Dataset records

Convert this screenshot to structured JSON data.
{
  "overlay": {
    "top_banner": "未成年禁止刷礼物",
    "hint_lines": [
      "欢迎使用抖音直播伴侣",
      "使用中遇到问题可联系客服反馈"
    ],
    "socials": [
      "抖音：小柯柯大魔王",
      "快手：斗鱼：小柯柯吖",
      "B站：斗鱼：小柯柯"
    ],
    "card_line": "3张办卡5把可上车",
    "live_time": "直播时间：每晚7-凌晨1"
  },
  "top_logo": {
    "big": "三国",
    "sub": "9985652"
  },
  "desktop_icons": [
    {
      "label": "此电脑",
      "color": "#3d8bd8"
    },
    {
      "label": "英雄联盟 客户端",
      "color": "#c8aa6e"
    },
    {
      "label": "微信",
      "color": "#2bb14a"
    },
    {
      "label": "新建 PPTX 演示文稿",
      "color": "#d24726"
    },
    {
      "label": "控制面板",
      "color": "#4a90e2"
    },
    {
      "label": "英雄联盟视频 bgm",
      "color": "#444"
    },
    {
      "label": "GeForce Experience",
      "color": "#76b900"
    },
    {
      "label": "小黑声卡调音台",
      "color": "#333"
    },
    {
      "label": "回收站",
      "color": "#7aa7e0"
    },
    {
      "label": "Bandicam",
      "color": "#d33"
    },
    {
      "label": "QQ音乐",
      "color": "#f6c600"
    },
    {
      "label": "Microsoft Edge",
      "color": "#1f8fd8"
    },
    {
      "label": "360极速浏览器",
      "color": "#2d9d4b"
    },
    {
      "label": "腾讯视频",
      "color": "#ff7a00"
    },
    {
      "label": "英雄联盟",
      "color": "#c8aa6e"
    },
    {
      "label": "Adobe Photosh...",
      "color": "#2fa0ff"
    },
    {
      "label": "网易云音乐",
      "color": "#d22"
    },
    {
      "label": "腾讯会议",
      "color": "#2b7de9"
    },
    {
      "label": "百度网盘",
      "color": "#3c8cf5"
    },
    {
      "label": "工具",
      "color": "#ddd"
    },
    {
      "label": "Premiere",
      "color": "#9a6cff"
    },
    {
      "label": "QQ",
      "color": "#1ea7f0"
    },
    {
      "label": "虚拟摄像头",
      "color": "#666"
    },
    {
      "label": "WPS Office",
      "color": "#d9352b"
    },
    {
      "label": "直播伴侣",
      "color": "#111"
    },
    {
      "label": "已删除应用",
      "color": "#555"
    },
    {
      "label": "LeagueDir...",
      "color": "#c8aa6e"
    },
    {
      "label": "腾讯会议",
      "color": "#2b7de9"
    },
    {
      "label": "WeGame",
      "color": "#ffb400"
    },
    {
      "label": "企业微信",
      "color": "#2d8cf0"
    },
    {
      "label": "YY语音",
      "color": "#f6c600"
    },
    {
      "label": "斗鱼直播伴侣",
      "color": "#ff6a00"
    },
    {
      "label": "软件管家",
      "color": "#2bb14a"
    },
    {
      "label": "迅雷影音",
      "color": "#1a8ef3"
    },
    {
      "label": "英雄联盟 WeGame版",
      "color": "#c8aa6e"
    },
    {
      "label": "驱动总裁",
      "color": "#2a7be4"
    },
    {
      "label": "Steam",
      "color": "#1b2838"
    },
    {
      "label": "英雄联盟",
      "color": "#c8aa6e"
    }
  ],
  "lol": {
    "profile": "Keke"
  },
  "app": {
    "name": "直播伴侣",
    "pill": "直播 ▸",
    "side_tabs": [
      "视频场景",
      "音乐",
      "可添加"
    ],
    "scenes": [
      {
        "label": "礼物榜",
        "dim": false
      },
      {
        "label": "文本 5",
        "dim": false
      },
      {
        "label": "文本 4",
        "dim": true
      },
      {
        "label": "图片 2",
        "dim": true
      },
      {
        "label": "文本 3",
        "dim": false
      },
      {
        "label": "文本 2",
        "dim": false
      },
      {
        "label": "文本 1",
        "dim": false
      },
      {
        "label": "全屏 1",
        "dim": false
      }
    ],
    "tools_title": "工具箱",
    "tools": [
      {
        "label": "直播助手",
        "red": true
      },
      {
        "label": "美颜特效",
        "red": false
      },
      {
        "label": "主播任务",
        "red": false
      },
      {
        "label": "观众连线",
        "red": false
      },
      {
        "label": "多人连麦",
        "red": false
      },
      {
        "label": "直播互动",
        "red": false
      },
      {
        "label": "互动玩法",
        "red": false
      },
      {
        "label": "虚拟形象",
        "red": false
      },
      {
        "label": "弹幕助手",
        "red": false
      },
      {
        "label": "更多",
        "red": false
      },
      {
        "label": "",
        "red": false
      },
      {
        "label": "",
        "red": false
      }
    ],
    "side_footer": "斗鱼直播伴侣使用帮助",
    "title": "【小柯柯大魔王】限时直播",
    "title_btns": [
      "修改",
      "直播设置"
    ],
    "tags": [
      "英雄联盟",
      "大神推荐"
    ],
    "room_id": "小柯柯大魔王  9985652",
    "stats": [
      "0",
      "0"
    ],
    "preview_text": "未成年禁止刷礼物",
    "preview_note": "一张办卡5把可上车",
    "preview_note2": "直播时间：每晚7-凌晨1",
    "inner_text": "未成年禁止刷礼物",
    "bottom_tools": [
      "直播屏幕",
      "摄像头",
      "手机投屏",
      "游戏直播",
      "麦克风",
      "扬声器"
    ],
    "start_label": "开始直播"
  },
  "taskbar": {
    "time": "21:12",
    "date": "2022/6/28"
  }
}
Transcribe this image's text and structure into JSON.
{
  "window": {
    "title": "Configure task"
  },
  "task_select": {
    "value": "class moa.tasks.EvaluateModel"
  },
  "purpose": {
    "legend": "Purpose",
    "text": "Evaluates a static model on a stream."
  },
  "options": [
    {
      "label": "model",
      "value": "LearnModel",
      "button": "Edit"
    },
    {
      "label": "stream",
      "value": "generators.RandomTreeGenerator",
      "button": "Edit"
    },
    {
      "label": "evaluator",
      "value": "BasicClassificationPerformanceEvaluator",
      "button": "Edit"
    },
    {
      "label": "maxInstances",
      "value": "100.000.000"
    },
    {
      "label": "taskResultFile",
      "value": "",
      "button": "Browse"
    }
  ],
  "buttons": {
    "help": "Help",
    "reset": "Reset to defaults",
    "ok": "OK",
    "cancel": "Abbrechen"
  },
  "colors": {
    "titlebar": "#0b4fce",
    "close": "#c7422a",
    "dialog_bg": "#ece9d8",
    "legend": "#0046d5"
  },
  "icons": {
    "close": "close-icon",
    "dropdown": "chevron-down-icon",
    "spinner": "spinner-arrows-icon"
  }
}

PROBLEM DESCRIPTION – Extract the complete listing above, reproducing each line exactly.

RESULT –
Convert this screenshot to structured JSON data.
{
  "overlay": {
    "top_banner": "未成年禁止刷礼物",
    "hint_lines": [
      "欢迎使用抖音直播伴侣",
      "使用中遇到问题可联系客服反馈"
    ],
    "socials": [
      "抖音：小柯柯大魔王",
      "快手：斗鱼：小柯柯吖",
      "B站：斗鱼：小柯柯"
    ],
    "card_line": "3张办卡5把可上车",
    "live_time": "直播时间：每晚7-凌晨1"
  },
  "top_logo": {
    "big": "三国",
    "sub": "9985652"
  },
  "desktop_icons": [
    {
      "label": "此电脑",
      "color": "#3d8bd8"
    },
    {
      "label": "英雄联盟 客户端",
      "color": "#c8aa6e"
    },
    {
      "label": "微信",
      "color": "#2bb14a"
    },
    {
      "label": "新建 PPTX 演示文稿",
      "color": "#d24726"
    },
    {
      "label": "控制面板",
      "color": "#4a90e2"
    },
    {
      "label": "英雄联盟视频 bgm",
      "color": "#444"
    },
    {
      "label": "GeForce Experience",
      "color": "#76b900"
    },
    {
      "label": "小黑声卡调音台",
      "color": "#333"
    },
    {
      "label": "回收站",
      "color": "#7aa7e0"
    },
    {
      "label": "Bandicam",
      "color": "#d33"
    },
    {
      "label": "QQ音乐",
      "color": "#f6c600"
    },
    {
      "label": "Microsoft Edge",
      "color": "#1f8fd8"
    },
    {
      "label": "360极速浏览器",
      "color": "#2d9d4b"
    },
    {
      "label": "腾讯视频",
      "color": "#ff7a00"
    },
    {
      "label": "英雄联盟",
      "color": "#c8aa6e"
    },
    {
      "label": "Adobe Photosh...",
      "color": "#2fa0ff"
    },
    {
      "label": "网易云音乐",
      "color": "#d22"
    },
    {
      "label": "腾讯会议",
      "color": "#2b7de9"
    },
    {
      "label": "百度网盘",
      "color": "#3c8cf5"
    },
    {
      "label": "工具",
      "color": "#ddd"
    },
    {
      "label": "Premiere",
      "color": "#9a6cff"
    },
    {
      "label": "QQ",
      "color": "#1ea7f0"
    },
    {
      "label": "虚拟摄像头",
      "color": "#666"
    },
    {
      "label": "WPS Office",
      "color": "#d9352b"
    },
    {
      "label": "直播伴侣",
      "color": "#111"
    },
    {
      "label": "已删除应用",
      "color": "#555"
    },
    {
      "label": "LeagueDir...",
      "color": "#c8aa6e"
    },
    {
      "label": "腾讯会议",
      "color": "#2b7de9"
    },
    {
      "label": "WeGame",
      "color": "#ffb400"
    },
    {
      "label": "企业微信",
      "color": "#2d8cf0"
    },
    {
      "label": "YY语音",
      "color": "#f6c600"
    },
    {
      "label": "斗鱼直播伴侣",
      "color": "#ff6a00"
    },
    {
      "label": "软件管家",
      "color": "#2bb14a"
    },
    {
      "label": "迅雷影音",
      "color": "#1a8ef3"
    },
    {
      "label": "英雄联盟 WeGame版",
      "color": "#c8aa6e"
    },
    {
      "label": "驱动总裁",
      "color": "#2a7be4"
    },
    {
      "label": "Steam",
      "color": "#1b2838"
    },
    {
      "label": "英雄联盟",
      "color": "#c8aa6e"
    }
  ],
  "lol": {
    "profile": "Keke"
  },
  "app": {
    "name": "直播伴侣",
    "pill": "直播 ▸",
    "side_tabs": [
      "视频场景",
      "音乐",
      "可添加"
    ],
    "scenes": [
      {
        "label": "礼物榜",
        "dim": false
      },
      {
        "label": "文本 5",
        "dim": false
      },
      {
        "label": "文本 4",
        "dim": true
      },
      {
        "label": "图片 2",
        "dim": true
      },
      {
        "label": "文本 3",
        "dim": false
      },
      {
        "label": "文本 2",
        "dim": false
      },
      {
        "label": "文本 1",
        "dim": false
      },
      {
        "label": "全屏 1",
        "dim": false
      }
    ],
    "tools_title": "工具箱",
    "tools": [
      {
        "label": "直播助手",
        "red": true
      },
      {
        "label": "美颜特效",
        "red": false
      },
      {
        "label": "主播任务",
        "red": false
      },
      {
        "label": "观众连线",
        "red": false
      },
      {
        "label": "多人连麦",
        "red": false
      },
      {
        "label": "直播互动",
        "red": false
      },
      {
        "label": "互动玩法",
        "red": false
      },
      {
        "label": "虚拟形象",
        "red": false
      },
      {
        "label": "弹幕助手",
        "red": false
      },
      {
        "label": "更多",
        "red": false
      },
      {
        "label": "",
        "red": false
      },
      {
        "label": "",
        "red": false
      }
    ],
    "side_footer": "斗鱼直播伴侣使用帮助",
    "title": "【小柯柯大魔王】限时直播",
    "title_btns": [
      "修改",
      "直播设置"
    ],
    "tags": [
      "英雄联盟",
      "大神推荐"
    ],
    "room_id": "小柯柯大魔王  9985652",
    "stats": [
      "0",
      "0"
    ],
    "preview_text": "未成年禁止刷礼物",
    "preview_note": "一张办卡5把可上车",
    "preview_note2": "直播时间：每晚7-凌晨1",
    "inner_text": "未成年禁止刷礼物",
    "bottom_tools": [
      "直播屏幕",
      "摄像头",
      "手机投屏",
      "游戏直播",
      "麦克风",
      "扬声器"
    ],
    "start_label": "开始直播"
  },
  "taskbar": {
    "time": "21:12",
    "date": "2022/6/28"
  }
}
Transcribe this image's text and structure into JSON.
{
  "window": {
    "title": "Configure task"
  },
  "task_select": {
    "value": "class moa.tasks.EvaluateModel"
  },
  "purpose": {
    "legend": "Purpose",
    "text": "Evaluates a static model on a stream."
  },
  "options": [
    {
      "label": "model",
      "value": "LearnModel",
      "button": "Edit"
    },
    {
      "label": "stream",
      "value": "generators.RandomTreeGenerator",
      "button": "Edit"
    },
    {
      "label": "evaluator",
      "value": "BasicClassificationPerformanceEvaluator",
      "button": "Edit"
    },
    {
      "label": "maxInstances",
      "value": "100.000.000"
    },
    {
      "label": "taskResultFile",
      "value": "",
      "button": "Browse"
    }
  ],
  "buttons": {
    "help": "Help",
    "reset": "Reset to defaults",
    "ok": "OK",
    "cancel": "Abbrechen"
  },
  "colors": {
    "titlebar": "#0b4fce",
    "close": "#c7422a",
    "dialog_bg": "#ece9d8",
    "legend": "#0046d5"
  },
  "icons": {
    "close": "close-icon",
    "dropdown": "chevron-down-icon",
    "spinner": "spinner-arrows-icon"
  }
}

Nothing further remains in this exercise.